■ Task to complete
Return all entries precisely as they stand, without the images.

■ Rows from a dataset
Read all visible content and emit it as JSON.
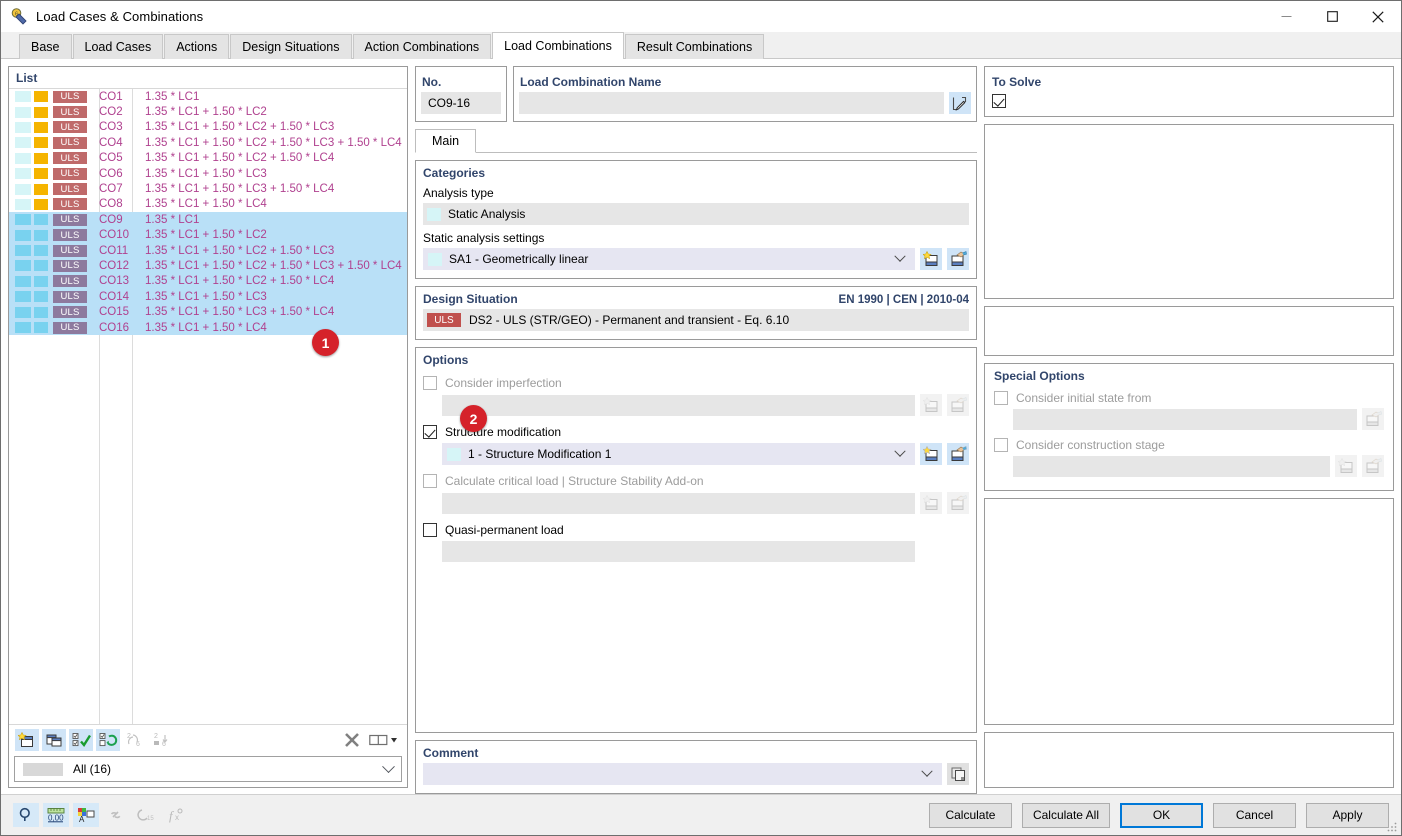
{
  "window": {
    "title": "Load Cases & Combinations",
    "minimize": "—",
    "maximize": "☐",
    "close": "✕"
  },
  "tabs": [
    {
      "label": "Base",
      "active": false
    },
    {
      "label": "Load Cases",
      "active": false
    },
    {
      "label": "Actions",
      "active": false
    },
    {
      "label": "Design Situations",
      "active": false
    },
    {
      "label": "Action Combinations",
      "active": false
    },
    {
      "label": "Load Combinations",
      "active": true
    },
    {
      "label": "Result Combinations",
      "active": false
    }
  ],
  "list": {
    "caption": "List",
    "rows": [
      {
        "no": "CO1",
        "tag": "ULS",
        "expr": "1.35 * LC1",
        "selected": false
      },
      {
        "no": "CO2",
        "tag": "ULS",
        "expr": "1.35 * LC1 + 1.50 * LC2",
        "selected": false
      },
      {
        "no": "CO3",
        "tag": "ULS",
        "expr": "1.35 * LC1 + 1.50 * LC2 + 1.50 * LC3",
        "selected": false
      },
      {
        "no": "CO4",
        "tag": "ULS",
        "expr": "1.35 * LC1 + 1.50 * LC2 + 1.50 * LC3 + 1.50 * LC4",
        "selected": false
      },
      {
        "no": "CO5",
        "tag": "ULS",
        "expr": "1.35 * LC1 + 1.50 * LC2 + 1.50 * LC4",
        "selected": false
      },
      {
        "no": "CO6",
        "tag": "ULS",
        "expr": "1.35 * LC1 + 1.50 * LC3",
        "selected": false
      },
      {
        "no": "CO7",
        "tag": "ULS",
        "expr": "1.35 * LC1 + 1.50 * LC3 + 1.50 * LC4",
        "selected": false
      },
      {
        "no": "CO8",
        "tag": "ULS",
        "expr": "1.35 * LC1 + 1.50 * LC4",
        "selected": false
      },
      {
        "no": "CO9",
        "tag": "ULS",
        "expr": "1.35 * LC1",
        "selected": true
      },
      {
        "no": "CO10",
        "tag": "ULS",
        "expr": "1.35 * LC1 + 1.50 * LC2",
        "selected": true
      },
      {
        "no": "CO11",
        "tag": "ULS",
        "expr": "1.35 * LC1 + 1.50 * LC2 + 1.50 * LC3",
        "selected": true
      },
      {
        "no": "CO12",
        "tag": "ULS",
        "expr": "1.35 * LC1 + 1.50 * LC2 + 1.50 * LC3 + 1.50 * LC4",
        "selected": true
      },
      {
        "no": "CO13",
        "tag": "ULS",
        "expr": "1.35 * LC1 + 1.50 * LC2 + 1.50 * LC4",
        "selected": true
      },
      {
        "no": "CO14",
        "tag": "ULS",
        "expr": "1.35 * LC1 + 1.50 * LC3",
        "selected": true
      },
      {
        "no": "CO15",
        "tag": "ULS",
        "expr": "1.35 * LC1 + 1.50 * LC3 + 1.50 * LC4",
        "selected": true
      },
      {
        "no": "CO16",
        "tag": "ULS",
        "expr": "1.35 * LC1 + 1.50 * LC4",
        "selected": true
      }
    ],
    "toolbar": [
      {
        "name": "new-combination-icon",
        "enabled": true
      },
      {
        "name": "copy-combination-icon",
        "enabled": true
      },
      {
        "name": "select-all-icon",
        "enabled": true
      },
      {
        "name": "invert-selection-icon",
        "enabled": true
      },
      {
        "name": "renumber-icon",
        "enabled": false
      },
      {
        "name": "sort-icon",
        "enabled": false
      },
      {
        "name": "delete-icon",
        "enabled": true
      },
      {
        "name": "view-mode-icon",
        "enabled": true
      }
    ],
    "filter": "All (16)"
  },
  "callouts": [
    {
      "label": "1"
    },
    {
      "label": "2"
    }
  ],
  "header": {
    "no_label": "No.",
    "no_value": "CO9-16",
    "name_label": "Load Combination Name",
    "name_value": "",
    "name_edit_icon": "edit-icon",
    "to_solve_label": "To Solve",
    "to_solve_checked": true
  },
  "inner_tabs": [
    {
      "label": "Main",
      "active": true
    }
  ],
  "categories": {
    "title": "Categories",
    "analysis_type_label": "Analysis type",
    "analysis_type_value": "Static Analysis",
    "static_settings_label": "Static analysis settings",
    "static_settings_value": "SA1 - Geometrically linear",
    "new_icon": "new-item-icon",
    "edit_icon": "edit-item-icon"
  },
  "design_situation": {
    "title": "Design Situation",
    "standard": "EN 1990 | CEN | 2010-04",
    "tag": "ULS",
    "value": "DS2 - ULS (STR/GEO) - Permanent and transient - Eq. 6.10"
  },
  "options": {
    "title": "Options",
    "items": [
      {
        "label": "Consider imperfection",
        "checked": false,
        "enabled": false,
        "field_value": "",
        "field_style": "grey",
        "buttons": [
          "new-item-icon",
          "edit-item-icon"
        ],
        "buttons_enabled": false
      },
      {
        "label": "Structure modification",
        "checked": true,
        "enabled": true,
        "field_value": "1 - Structure Modification 1",
        "field_style": "select",
        "buttons": [
          "new-item-icon",
          "edit-item-icon"
        ],
        "buttons_enabled": true
      },
      {
        "label": "Calculate critical load | Structure Stability Add-on",
        "checked": false,
        "enabled": false,
        "field_value": "",
        "field_style": "grey",
        "buttons": [
          "new-item-icon",
          "edit-item-icon"
        ],
        "buttons_enabled": false
      },
      {
        "label": "Quasi-permanent load",
        "checked": false,
        "enabled": true,
        "field_value": "",
        "field_style": "grey",
        "buttons": [],
        "buttons_enabled": false
      }
    ]
  },
  "comment": {
    "title": "Comment",
    "value": "",
    "copy_icon": "copy-icon"
  },
  "special_options": {
    "title": "Special Options",
    "items": [
      {
        "label": "Consider initial state from",
        "checked": false,
        "enabled": false,
        "field_value": "",
        "buttons": [
          "edit-item-icon"
        ]
      },
      {
        "label": "Consider construction stage",
        "checked": false,
        "enabled": false,
        "field_value": "",
        "buttons": [
          "new-item-icon",
          "edit-item-icon"
        ]
      }
    ]
  },
  "footer": {
    "icons": [
      {
        "name": "search-icon",
        "enabled": true
      },
      {
        "name": "units-icon",
        "enabled": true
      },
      {
        "name": "colors-icon",
        "enabled": true
      },
      {
        "name": "link-icon",
        "enabled": false
      },
      {
        "name": "snap-icon",
        "enabled": false
      },
      {
        "name": "formula-icon",
        "enabled": false
      }
    ],
    "buttons": [
      {
        "label": "Calculate",
        "default": false
      },
      {
        "label": "Calculate All",
        "default": false
      },
      {
        "label": "OK",
        "default": true
      },
      {
        "label": "Cancel",
        "default": false
      },
      {
        "label": "Apply",
        "default": false
      }
    ]
  },
  "colors": {
    "accent_pink": "#b0418f",
    "uls_badge": "#bf6a6a",
    "uls_badge_selected": "#8d7a9e",
    "uls_tag_design": "#c0504d",
    "selection": "#b9e0f7",
    "swatch_cyan": "#d6f5f7",
    "swatch_orange": "#f5b400",
    "swatch_selected": "#79d2ef",
    "group_title": "#31456b",
    "callout_red": "#d5222a",
    "default_button_border": "#0078d7"
  }
}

■ Result for this exercise
Read all visible content and emit it as JSON.
{
  "window": {
    "title": "Load Cases & Combinations",
    "minimize": "—",
    "maximize": "☐",
    "close": "✕"
  },
  "tabs": [
    {
      "label": "Base",
      "active": false
    },
    {
      "label": "Load Cases",
      "active": false
    },
    {
      "label": "Actions",
      "active": false
    },
    {
      "label": "Design Situations",
      "active": false
    },
    {
      "label": "Action Combinations",
      "active": false
    },
    {
      "label": "Load Combinations",
      "active": true
    },
    {
      "label": "Result Combinations",
      "active": false
    }
  ],
  "list": {
    "caption": "List",
    "rows": [
      {
        "no": "CO1",
        "tag": "ULS",
        "expr": "1.35 * LC1",
        "selected": false
      },
      {
        "no": "CO2",
        "tag": "ULS",
        "expr": "1.35 * LC1 + 1.50 * LC2",
        "selected": false
      },
      {
        "no": "CO3",
        "tag": "ULS",
        "expr": "1.35 * LC1 + 1.50 * LC2 + 1.50 * LC3",
        "selected": false
      },
      {
        "no": "CO4",
        "tag": "ULS",
        "expr": "1.35 * LC1 + 1.50 * LC2 + 1.50 * LC3 + 1.50 * LC4",
        "selected": false
      },
      {
        "no": "CO5",
        "tag": "ULS",
        "expr": "1.35 * LC1 + 1.50 * LC2 + 1.50 * LC4",
        "selected": false
      },
      {
        "no": "CO6",
        "tag": "ULS",
        "expr": "1.35 * LC1 + 1.50 * LC3",
        "selected": false
      },
      {
        "no": "CO7",
        "tag": "ULS",
        "expr": "1.35 * LC1 + 1.50 * LC3 + 1.50 * LC4",
        "selected": false
      },
      {
        "no": "CO8",
        "tag": "ULS",
        "expr": "1.35 * LC1 + 1.50 * LC4",
        "selected": false
      },
      {
        "no": "CO9",
        "tag": "ULS",
        "expr": "1.35 * LC1",
        "selected": true
      },
      {
        "no": "CO10",
        "tag": "ULS",
        "expr": "1.35 * LC1 + 1.50 * LC2",
        "selected": true
      },
      {
        "no": "CO11",
        "tag": "ULS",
        "expr": "1.35 * LC1 + 1.50 * LC2 + 1.50 * LC3",
        "selected": true
      },
      {
        "no": "CO12",
        "tag": "ULS",
        "expr": "1.35 * LC1 + 1.50 * LC2 + 1.50 * LC3 + 1.50 * LC4",
        "selected": true
      },
      {
        "no": "CO13",
        "tag": "ULS",
        "expr": "1.35 * LC1 + 1.50 * LC2 + 1.50 * LC4",
        "selected": true
      },
      {
        "no": "CO14",
        "tag": "ULS",
        "expr": "1.35 * LC1 + 1.50 * LC3",
        "selected": true
      },
      {
        "no": "CO15",
        "tag": "ULS",
        "expr": "1.35 * LC1 + 1.50 * LC3 + 1.50 * LC4",
        "selected": true
      },
      {
        "no": "CO16",
        "tag": "ULS",
        "expr": "1.35 * LC1 + 1.50 * LC4",
        "selected": true
      }
    ],
    "toolbar": [
      {
        "name": "new-combination-icon",
        "enabled": true
      },
      {
        "name": "copy-combination-icon",
        "enabled": true
      },
      {
        "name": "select-all-icon",
        "enabled": true
      },
      {
        "name": "invert-selection-icon",
        "enabled": true
      },
      {
        "name": "renumber-icon",
        "enabled": false
      },
      {
        "name": "sort-icon",
        "enabled": false
      },
      {
        "name": "delete-icon",
        "enabled": true
      },
      {
        "name": "view-mode-icon",
        "enabled": true
      }
    ],
    "filter": "All (16)"
  },
  "callouts": [
    {
      "label": "1"
    },
    {
      "label": "2"
    }
  ],
  "header": {
    "no_label": "No.",
    "no_value": "CO9-16",
    "name_label": "Load Combination Name",
    "name_value": "",
    "name_edit_icon": "edit-icon",
    "to_solve_label": "To Solve",
    "to_solve_checked": true
  },
  "inner_tabs": [
    {
      "label": "Main",
      "active": true
    }
  ],
  "categories": {
    "title": "Categories",
    "analysis_type_label": "Analysis type",
    "analysis_type_value": "Static Analysis",
    "static_settings_label": "Static analysis settings",
    "static_settings_value": "SA1 - Geometrically linear",
    "new_icon": "new-item-icon",
    "edit_icon": "edit-item-icon"
  },
  "design_situation": {
    "title": "Design Situation",
    "standard": "EN 1990 | CEN | 2010-04",
    "tag": "ULS",
    "value": "DS2 - ULS (STR/GEO) - Permanent and transient - Eq. 6.10"
  },
  "options": {
    "title": "Options",
    "items": [
      {
        "label": "Consider imperfection",
        "checked": false,
        "enabled": false,
        "field_value": "",
        "field_style": "grey",
        "buttons": [
          "new-item-icon",
          "edit-item-icon"
        ],
        "buttons_enabled": false
      },
      {
        "label": "Structure modification",
        "checked": true,
        "enabled": true,
        "field_value": "1 - Structure Modification 1",
        "field_style": "select",
        "buttons": [
          "new-item-icon",
          "edit-item-icon"
        ],
        "buttons_enabled": true
      },
      {
        "label": "Calculate critical load | Structure Stability Add-on",
        "checked": false,
        "enabled": false,
        "field_value": "",
        "field_style": "grey",
        "buttons": [
          "new-item-icon",
          "edit-item-icon"
        ],
        "buttons_enabled": false
      },
      {
        "label": "Quasi-permanent load",
        "checked": false,
        "enabled": true,
        "field_value": "",
        "field_style": "grey",
        "buttons": [],
        "buttons_enabled": false
      }
    ]
  },
  "comment": {
    "title": "Comment",
    "value": "",
    "copy_icon": "copy-icon"
  },
  "special_options": {
    "title": "Special Options",
    "items": [
      {
        "label": "Consider initial state from",
        "checked": false,
        "enabled": false,
        "field_value": "",
        "buttons": [
          "edit-item-icon"
        ]
      },
      {
        "label": "Consider construction stage",
        "checked": false,
        "enabled": false,
        "field_value": "",
        "buttons": [
          "new-item-icon",
          "edit-item-icon"
        ]
      }
    ]
  },
  "footer": {
    "icons": [
      {
        "name": "search-icon",
        "enabled": true
      },
      {
        "name": "units-icon",
        "enabled": true
      },
      {
        "name": "colors-icon",
        "enabled": true
      },
      {
        "name": "link-icon",
        "enabled": false
      },
      {
        "name": "snap-icon",
        "enabled": false
      },
      {
        "name": "formula-icon",
        "enabled": false
      }
    ],
    "buttons": [
      {
        "label": "Calculate",
        "default": false
      },
      {
        "label": "Calculate All",
        "default": false
      },
      {
        "label": "OK",
        "default": true
      },
      {
        "label": "Cancel",
        "default": false
      },
      {
        "label": "Apply",
        "default": false
      }
    ]
  },
  "colors": {
    "accent_pink": "#b0418f",
    "uls_badge": "#bf6a6a",
    "uls_badge_selected": "#8d7a9e",
    "uls_tag_design": "#c0504d",
    "selection": "#b9e0f7",
    "swatch_cyan": "#d6f5f7",
    "swatch_orange": "#f5b400",
    "swatch_selected": "#79d2ef",
    "group_title": "#31456b",
    "callout_red": "#d5222a",
    "default_button_border": "#0078d7"
  }
}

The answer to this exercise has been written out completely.